[Exercise material start]

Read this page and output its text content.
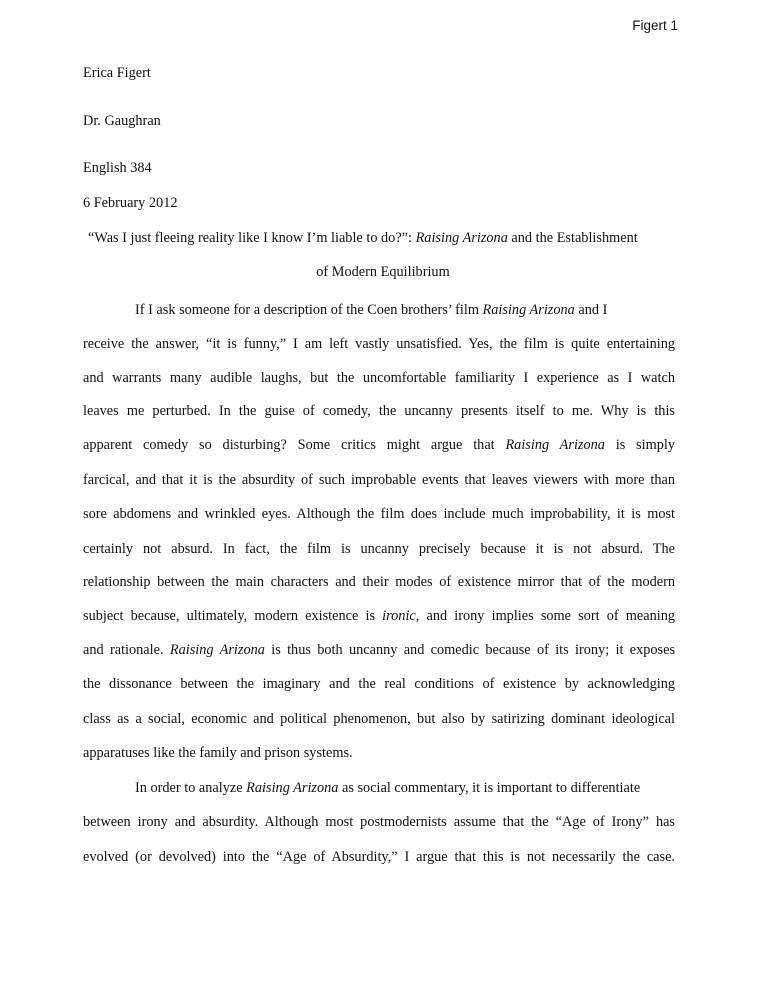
Figert 1
Erica Figert
Dr. Gaughran
English 384
6 February 2012
“Was I just fleeing reality like I know I’m liable to do?”: Raising Arizona and the Establishment
of Modern Equilibrium
If I ask someone for a description of the Coen brothers’ film Raising Arizona and I
receive the answer, “it is funny,” I am left vastly unsatisfied. Yes, the film is quite entertaining
and warrants many audible laughs, but the uncomfortable familiarity I experience as I watch
leaves me perturbed. In the guise of comedy, the uncanny presents itself to me. Why is this
apparent comedy so disturbing? Some critics might argue that Raising Arizona is simply
farcical, and that it is the absurdity of such improbable events that leaves viewers with more than
sore abdomens and wrinkled eyes. Although the film does include much improbability, it is most
certainly not absurd. In fact, the film is uncanny precisely because it is not absurd. The
relationship between the main characters and their modes of existence mirror that of the modern
subject because, ultimately, modern existence is ironic, and irony implies some sort of meaning
and rationale. Raising Arizona is thus both uncanny and comedic because of its irony; it exposes
the dissonance between the imaginary and the real conditions of existence by acknowledging
class as a social, economic and political phenomenon, but also by satirizing dominant ideological
apparatuses like the family and prison systems.
In order to analyze Raising Arizona as social commentary, it is important to differentiate
between irony and absurdity. Although most postmodernists assume that the “Age of Irony” has
evolved (or devolved) into the “Age of Absurdity,” I argue that this is not necessarily the case.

[Exercise material end]

**Do this**:
Scan the material line by line and report each one that contains "most".

**Completed task**:
sore abdomens and wrinkled eyes. Although the film does include much improbability, it is most
between irony and absurdity. Although most postmodernists assume that the “Age of Irony” has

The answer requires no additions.